**Provided material:**
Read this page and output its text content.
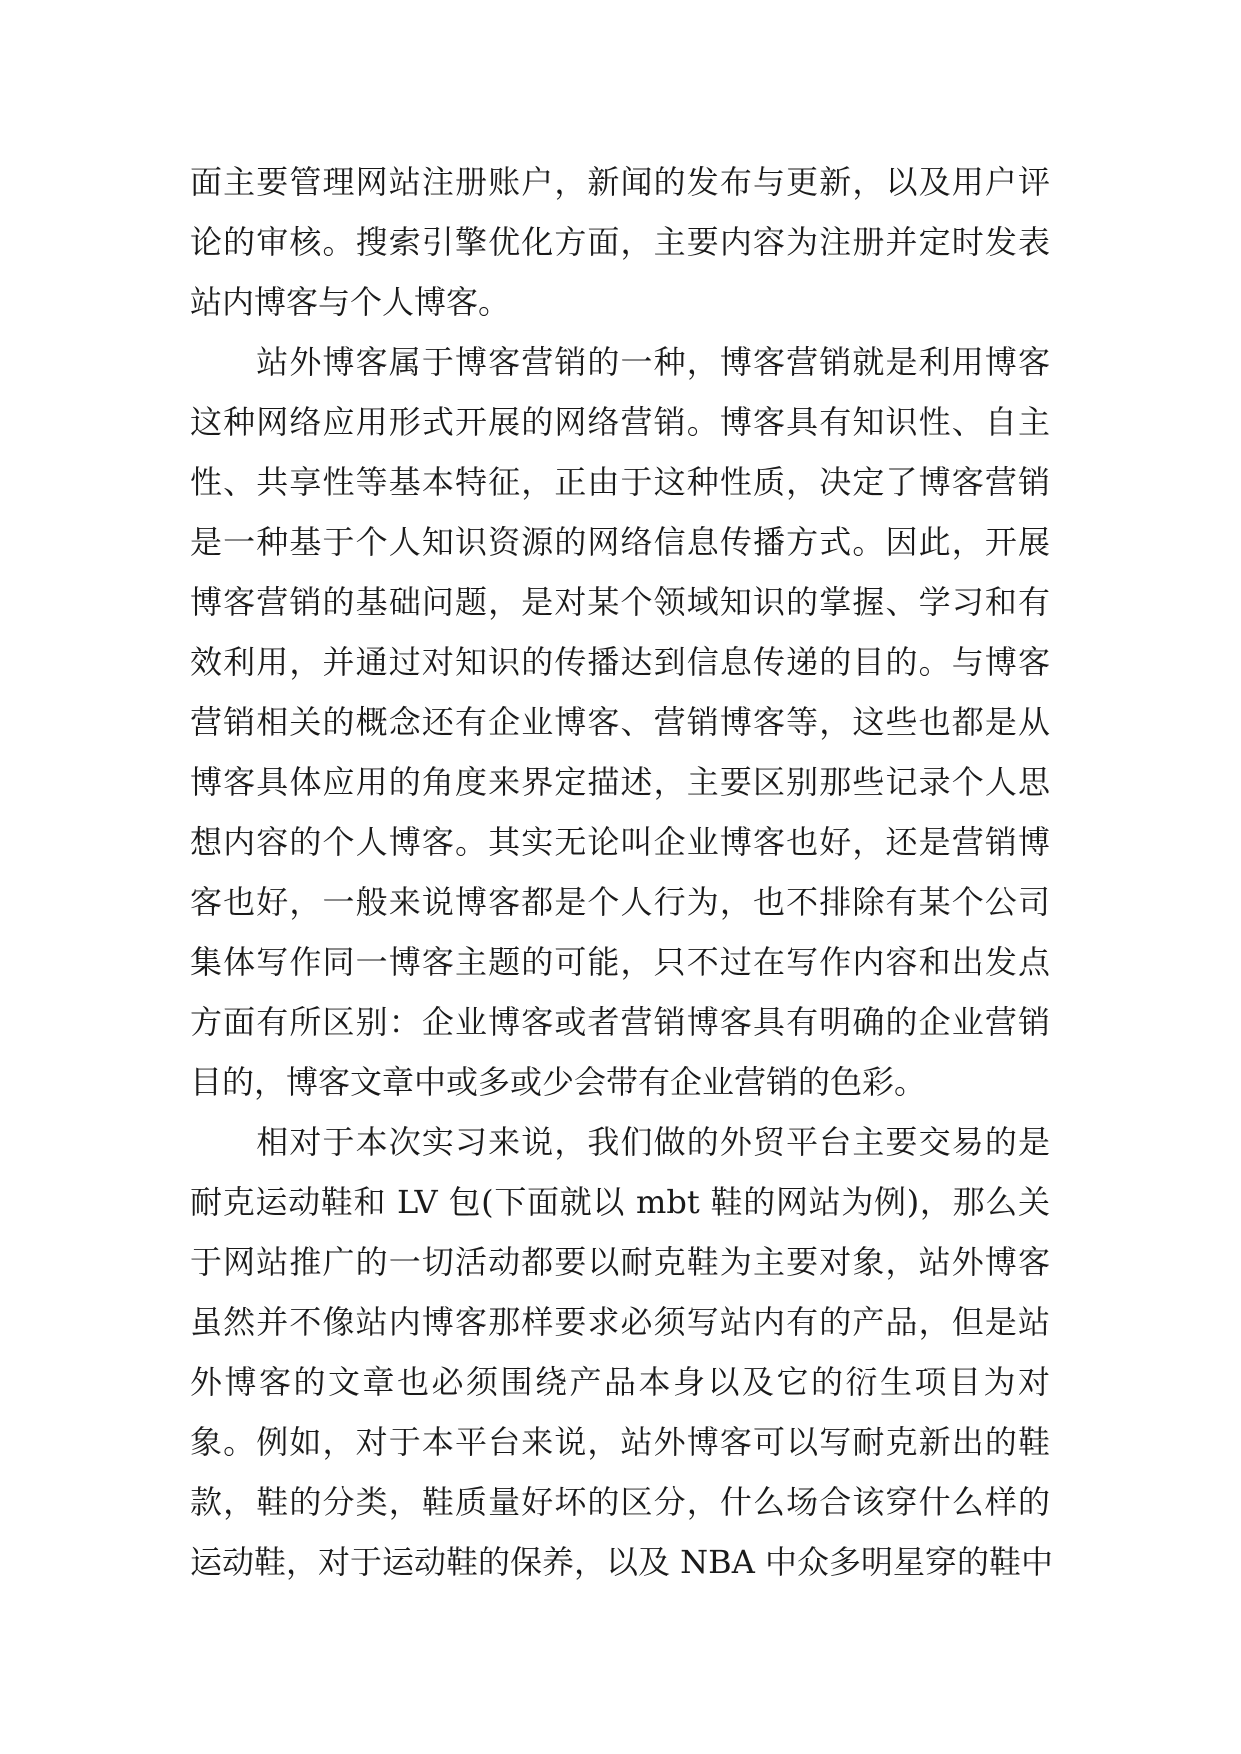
面主要管理网站注册账户，新闻的发布与更新，以及用户评
论的审核。搜索引擎优化方面，主要内容为注册并定时发表
站内博客与个人博客。
　　站外博客属于博客营销的一种，博客营销就是利用博客
这种网络应用形式开展的网络营销。博客具有知识性、自主
性、共享性等基本特征，正由于这种性质，决定了博客营销
是一种基于个人知识资源的网络信息传播方式。因此，开展
博客营销的基础问题，是对某个领域知识的掌握、学习和有
效利用，并通过对知识的传播达到信息传递的目的。与博客
营销相关的概念还有企业博客、营销博客等，这些也都是从
博客具体应用的角度来界定描述，主要区别那些记录个人思
想内容的个人博客。其实无论叫企业博客也好，还是营销博
客也好，一般来说博客都是个人行为，也不排除有某个公司
集体写作同一博客主题的可能，只不过在写作内容和出发点
方面有所区别：企业博客或者营销博客具有明确的企业营销
目的，博客文章中或多或少会带有企业营销的色彩。
　　相对于本次实习来说，我们做的外贸平台主要交易的是
耐克运动鞋和 LV 包(下面就以 mbt 鞋的网站为例)，那么关
于网站推广的一切活动都要以耐克鞋为主要对象，站外博客
虽然并不像站内博客那样要求必须写站内有的产品，但是站
外博客的文章也必须围绕产品本身以及它的衍生项目为对
象。例如，对于本平台来说，站外博客可以写耐克新出的鞋
款，鞋的分类，鞋质量好坏的区分，什么场合该穿什么样的
运动鞋，对于运动鞋的保养，以及 NBA 中众多明星穿的鞋中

**Requirement:** Print every entry above again without changing a word, and omit the pictures.

**Task response:**
Read this page and output its text content.
面主要管理网站注册账户，新闻的发布与更新，以及用户评
论的审核。搜索引擎优化方面，主要内容为注册并定时发表
站内博客与个人博客。
　　站外博客属于博客营销的一种，博客营销就是利用博客
这种网络应用形式开展的网络营销。博客具有知识性、自主
性、共享性等基本特征，正由于这种性质，决定了博客营销
是一种基于个人知识资源的网络信息传播方式。因此，开展
博客营销的基础问题，是对某个领域知识的掌握、学习和有
效利用，并通过对知识的传播达到信息传递的目的。与博客
营销相关的概念还有企业博客、营销博客等，这些也都是从
博客具体应用的角度来界定描述，主要区别那些记录个人思
想内容的个人博客。其实无论叫企业博客也好，还是营销博
客也好，一般来说博客都是个人行为，也不排除有某个公司
集体写作同一博客主题的可能，只不过在写作内容和出发点
方面有所区别：企业博客或者营销博客具有明确的企业营销
目的，博客文章中或多或少会带有企业营销的色彩。
　　相对于本次实习来说，我们做的外贸平台主要交易的是
耐克运动鞋和 LV 包(下面就以 mbt 鞋的网站为例)，那么关
于网站推广的一切活动都要以耐克鞋为主要对象，站外博客
虽然并不像站内博客那样要求必须写站内有的产品，但是站
外博客的文章也必须围绕产品本身以及它的衍生项目为对
象。例如，对于本平台来说，站外博客可以写耐克新出的鞋
款，鞋的分类，鞋质量好坏的区分，什么场合该穿什么样的
运动鞋，对于运动鞋的保养，以及 NBA 中众多明星穿的鞋中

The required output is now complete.